[Records contained in a dataset]
>> BEGIN

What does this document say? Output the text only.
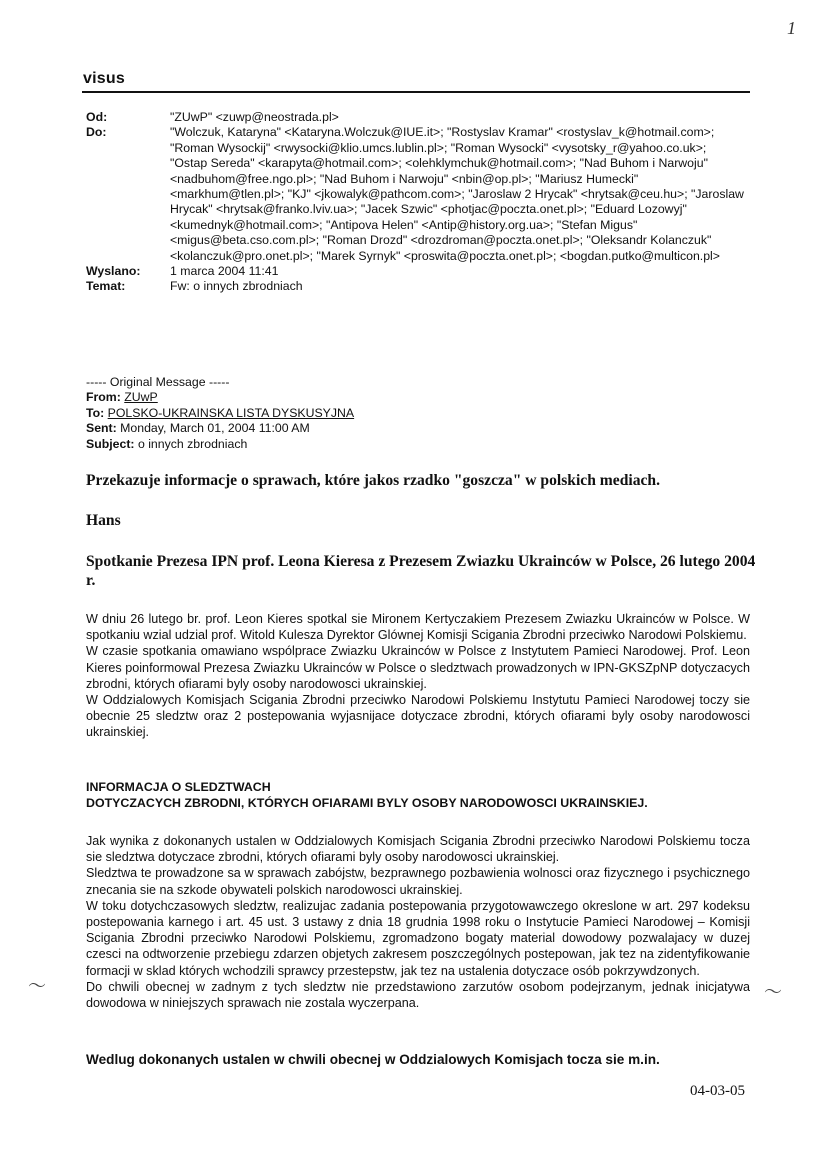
1
visus
Od:	"ZUwP" <zuwp@neostrada.pl>
Do:	"Wolczuk, Kataryna" <Kataryna.Wolczuk@IUE.it>; "Rostyslav Kramar" <rostyslav_k@hotmail.com>; "Roman Wysockij" <rwysocki@klio.umcs.lublin.pl>; "Roman Wysocki" <vysotsky_r@yahoo.co.uk>; "Ostap Sereda" <karapyta@hotmail.com>; <olehklymchuk@hotmail.com>; "Nad Buhom i Narwoju" <nadbuhom@free.ngo.pl>; "Nad Buhom i Narwoju" <nbin@op.pl>; "Mariusz Humecki" <markhum@tlen.pl>; "KJ" <jkowalyk@pathcom.com>; "Jaroslaw 2 Hrycak" <hrytsak@ceu.hu>; "Jaroslaw Hrycak" <hrytsak@franko.lviv.ua>; "Jacek Szwic" <photjac@poczta.onet.pl>; "Eduard Lozowyj" <kumednyk@hotmail.com>; "Antipova Helen" <Antip@history.org.ua>; "Stefan Migus" <migus@beta.cso.com.pl>; "Roman Drozd" <drozdroman@poczta.onet.pl>; "Oleksandr Kolanczuk" <kolanczuk@pro.onet.pl>; "Marek Syrnyk" <proswita@poczta.onet.pl>; <bogdan.putko@multicon.pl>
Wyslano:	1 marca 2004 11:41
Temat:	Fw: o innych zbrodniach
----- Original Message -----
From: ZUwP
To: POLSKO-UKRAINSKA LISTA DYSKUSYJNA
Sent: Monday, March 01, 2004 11:00 AM
Subject: o innych zbrodniach
Przekazuje informacje o sprawach, które jakos rzadko "goszcza" w polskich mediach.
Hans
Spotkanie Prezesa IPN prof. Leona Kieresa z Prezesem Zwiazku Ukrainców w Polsce, 26 lutego 2004 r.

W dniu 26 lutego br. prof. Leon Kieres spotkal sie Mironem Kertyczakiem Prezesem Zwiazku Ukrainców w Polsce. W spotkaniu wzial udzial prof. Witold Kulesza Dyrektor Glównej Komisji Scigania Zbrodni przeciwko Narodowi Polskiemu.

W czasie spotkania omawiano wspólprace Zwiazku Ukrainców w Polsce z Instytutem Pamieci Narodowej. Prof. Leon Kieres poinformowal Prezesa Zwiazku Ukrainców w Polsce o sledztwach prowadzonych w IPN-GKSZpNP dotyczacych zbrodni, których ofiarami byly osoby narodowosci ukrainskiej.

W Oddzialowych Komisjach Scigania Zbrodni przeciwko Narodowi Polskiemu Instytutu Pamieci Narodowej toczy sie obecnie 25 sledztw oraz 2 postepowania wyjasnijace dotyczace zbrodni, których ofiarami byly osoby narodowosci ukrainskiej.

INFORMACJA O SLEDZTWACH
DOTYCZACYCH ZBRODNI, KTÓRYCH OFIARAMI BYLY OSOBY NARODOWOSCI UKRAINSKIEJ.

Jak wynika z dokonanych ustalen w Oddzialowych Komisjach Scigania Zbrodni przeciwko Narodowi Polskiemu tocza sie sledztwa dotyczace zbrodni, których ofiarami byly osoby narodowosci ukrainskiej.

Sledztwa te prowadzone sa w sprawach zabójstw, bezprawnego pozbawienia wolnosci oraz fizycznego i psychicznego znecania sie na szkode obywateli polskich narodowosci ukrainskiej.

W toku dotychczasowych sledztw, realizujac zadania postepowania przygotowawczego okreslone w art. 297 kodeksu postepowania karnego i art. 45 ust. 3 ustawy z dnia 18 grudnia 1998 roku o Instytucie Pamieci Narodowej – Komisji Scigania Zbrodni przeciwko Narodowi Polskiemu, zgromadzono bogaty material dowodowy pozwalajacy w duzej czesci na odtworzenie przebiegu zdarzen objetych zakresem poszczególnych postepowan, jak tez na zidentyfikowanie formacji w sklad których wchodzili sprawcy przestepstw, jak tez na ustalenia dotyczace osób pokrzywdzonych.

Do chwili obecnej w zadnym z tych sledztw nie przedstawiono zarzutów osobom podejrzanym, jednak inicjatywa dowodowa w niniejszych sprawach nie zostala wyczerpana.

Wedlug dokonanych ustalen w chwili obecnej w Oddzialowych Komisjach tocza sie m.in.
04-03-05
〜	〜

>> END

Request >> Copy the listing exactly. Any image in it stays out of the copy.

Answer to the problem >>
What does this document say? Output the text only.
1
visus
Od:	"ZUwP" <zuwp@neostrada.pl>
Do:	"Wolczuk, Kataryna" <Kataryna.Wolczuk@IUE.it>; "Rostyslav Kramar" <rostyslav_k@hotmail.com>; "Roman Wysockij" <rwysocki@klio.umcs.lublin.pl>; "Roman Wysocki" <vysotsky_r@yahoo.co.uk>; "Ostap Sereda" <karapyta@hotmail.com>; <olehklymchuk@hotmail.com>; "Nad Buhom i Narwoju" <nadbuhom@free.ngo.pl>; "Nad Buhom i Narwoju" <nbin@op.pl>; "Mariusz Humecki" <markhum@tlen.pl>; "KJ" <jkowalyk@pathcom.com>; "Jaroslaw 2 Hrycak" <hrytsak@ceu.hu>; "Jaroslaw Hrycak" <hrytsak@franko.lviv.ua>; "Jacek Szwic" <photjac@poczta.onet.pl>; "Eduard Lozowyj" <kumednyk@hotmail.com>; "Antipova Helen" <Antip@history.org.ua>; "Stefan Migus" <migus@beta.cso.com.pl>; "Roman Drozd" <drozdroman@poczta.onet.pl>; "Oleksandr Kolanczuk" <kolanczuk@pro.onet.pl>; "Marek Syrnyk" <proswita@poczta.onet.pl>; <bogdan.putko@multicon.pl>
Wyslano:	1 marca 2004 11:41
Temat:	Fw: o innych zbrodniach
----- Original Message -----
From: ZUwP
To: POLSKO-UKRAINSKA LISTA DYSKUSYJNA
Sent: Monday, March 01, 2004 11:00 AM
Subject: o innych zbrodniach
Przekazuje informacje o sprawach, które jakos rzadko "goszcza" w polskich mediach.
Hans
Spotkanie Prezesa IPN prof. Leona Kieresa z Prezesem Zwiazku Ukrainców w Polsce, 26 lutego 2004 r.

W dniu 26 lutego br. prof. Leon Kieres spotkal sie Mironem Kertyczakiem Prezesem Zwiazku Ukrainców w Polsce. W spotkaniu wzial udzial prof. Witold Kulesza Dyrektor Glównej Komisji Scigania Zbrodni przeciwko Narodowi Polskiemu.

W czasie spotkania omawiano wspólprace Zwiazku Ukrainców w Polsce z Instytutem Pamieci Narodowej. Prof. Leon Kieres poinformowal Prezesa Zwiazku Ukrainców w Polsce o sledztwach prowadzonych w IPN-GKSZpNP dotyczacych zbrodni, których ofiarami byly osoby narodowosci ukrainskiej.

W Oddzialowych Komisjach Scigania Zbrodni przeciwko Narodowi Polskiemu Instytutu Pamieci Narodowej toczy sie obecnie 25 sledztw oraz 2 postepowania wyjasnijace dotyczace zbrodni, których ofiarami byly osoby narodowosci ukrainskiej.

INFORMACJA O SLEDZTWACH
DOTYCZACYCH ZBRODNI, KTÓRYCH OFIARAMI BYLY OSOBY NARODOWOSCI UKRAINSKIEJ.

Jak wynika z dokonanych ustalen w Oddzialowych Komisjach Scigania Zbrodni przeciwko Narodowi Polskiemu tocza sie sledztwa dotyczace zbrodni, których ofiarami byly osoby narodowosci ukrainskiej.

Sledztwa te prowadzone sa w sprawach zabójstw, bezprawnego pozbawienia wolnosci oraz fizycznego i psychicznego znecania sie na szkode obywateli polskich narodowosci ukrainskiej.

W toku dotychczasowych sledztw, realizujac zadania postepowania przygotowawczego okreslone w art. 297 kodeksu postepowania karnego i art. 45 ust. 3 ustawy z dnia 18 grudnia 1998 roku o Instytucie Pamieci Narodowej – Komisji Scigania Zbrodni przeciwko Narodowi Polskiemu, zgromadzono bogaty material dowodowy pozwalajacy w duzej czesci na odtworzenie przebiegu zdarzen objetych zakresem poszczególnych postepowan, jak tez na zidentyfikowanie formacji w sklad których wchodzili sprawcy przestepstw, jak tez na ustalenia dotyczace osób pokrzywdzonych.

Do chwili obecnej w zadnym z tych sledztw nie przedstawiono zarzutów osobom podejrzanym, jednak inicjatywa dowodowa w niniejszych sprawach nie zostala wyczerpana.

Wedlug dokonanych ustalen w chwili obecnej w Oddzialowych Komisjach tocza sie m.in.
04-03-05
〜	〜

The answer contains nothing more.